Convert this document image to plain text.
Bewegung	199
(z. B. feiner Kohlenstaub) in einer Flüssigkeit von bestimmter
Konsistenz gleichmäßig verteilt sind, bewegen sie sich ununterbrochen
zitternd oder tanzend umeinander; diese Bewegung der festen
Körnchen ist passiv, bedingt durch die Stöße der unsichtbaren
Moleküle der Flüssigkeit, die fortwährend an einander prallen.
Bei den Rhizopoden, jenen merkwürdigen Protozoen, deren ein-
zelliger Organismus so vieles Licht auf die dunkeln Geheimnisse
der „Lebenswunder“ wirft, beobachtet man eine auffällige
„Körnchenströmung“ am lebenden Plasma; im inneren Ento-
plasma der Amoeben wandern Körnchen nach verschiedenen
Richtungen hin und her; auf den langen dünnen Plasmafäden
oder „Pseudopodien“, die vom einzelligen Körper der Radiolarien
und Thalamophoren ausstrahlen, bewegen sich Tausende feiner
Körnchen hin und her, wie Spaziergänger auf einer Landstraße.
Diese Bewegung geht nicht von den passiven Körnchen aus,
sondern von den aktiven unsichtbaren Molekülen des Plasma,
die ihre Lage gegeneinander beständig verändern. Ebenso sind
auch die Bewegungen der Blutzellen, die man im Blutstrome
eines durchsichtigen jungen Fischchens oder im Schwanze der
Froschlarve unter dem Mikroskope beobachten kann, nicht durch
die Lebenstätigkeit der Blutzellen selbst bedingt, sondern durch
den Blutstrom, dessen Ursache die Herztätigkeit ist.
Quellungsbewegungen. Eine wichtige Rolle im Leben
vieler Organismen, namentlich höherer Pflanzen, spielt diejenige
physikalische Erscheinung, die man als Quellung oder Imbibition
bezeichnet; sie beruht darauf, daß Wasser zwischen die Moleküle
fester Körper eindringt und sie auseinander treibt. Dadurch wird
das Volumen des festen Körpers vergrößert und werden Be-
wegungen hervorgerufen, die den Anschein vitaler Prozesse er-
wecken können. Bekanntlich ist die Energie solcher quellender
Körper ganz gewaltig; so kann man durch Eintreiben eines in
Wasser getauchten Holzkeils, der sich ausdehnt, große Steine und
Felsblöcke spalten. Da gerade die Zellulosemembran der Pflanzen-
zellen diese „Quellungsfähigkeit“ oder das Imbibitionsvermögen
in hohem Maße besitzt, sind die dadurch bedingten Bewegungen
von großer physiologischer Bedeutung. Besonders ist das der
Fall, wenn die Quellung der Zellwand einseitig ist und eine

::::::::

JOB »
Gather each line that holds "Blutzellen".

OUTPUT FOR THIS EXERCISE »
auch die Bewegungen der Blutzellen, die man im Blutstrome
die Lebenstätigkeit der Blutzellen selbst bedingt, sondern durch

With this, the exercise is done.